### Directions for this task:
List every row below that contains the string "Plots", copying each in full. Case counts.

:: Excerpted data

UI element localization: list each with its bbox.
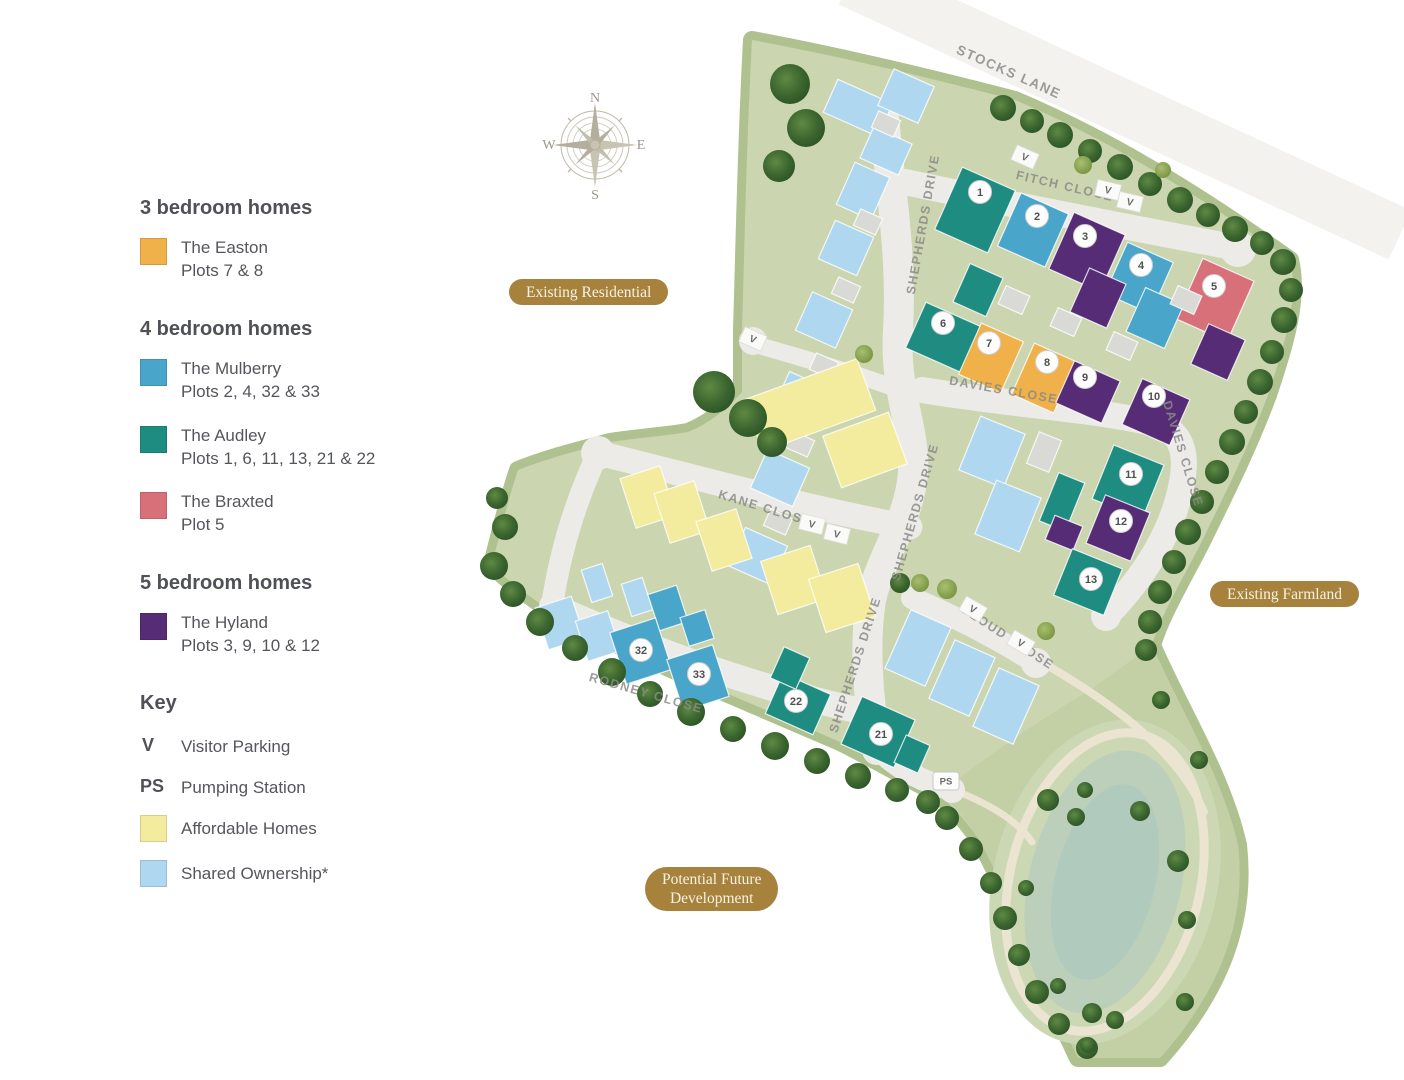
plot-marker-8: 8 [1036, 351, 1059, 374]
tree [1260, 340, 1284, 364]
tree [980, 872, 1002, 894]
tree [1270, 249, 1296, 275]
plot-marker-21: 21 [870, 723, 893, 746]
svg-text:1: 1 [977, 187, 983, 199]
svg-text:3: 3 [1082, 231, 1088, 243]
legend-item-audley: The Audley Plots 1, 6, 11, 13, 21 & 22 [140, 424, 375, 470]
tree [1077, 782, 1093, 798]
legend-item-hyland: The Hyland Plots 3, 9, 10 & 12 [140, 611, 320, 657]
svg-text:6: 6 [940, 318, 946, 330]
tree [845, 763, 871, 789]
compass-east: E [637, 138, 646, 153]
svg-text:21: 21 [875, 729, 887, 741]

::::

### Solution to the exercise:
legend-item-audley: The Audley Plots 1, 6, 11, 13, 21 & 22 [140, 424, 375, 470]
legend-item-hyland: The Hyland Plots 3, 9, 10 & 12 [140, 611, 320, 657]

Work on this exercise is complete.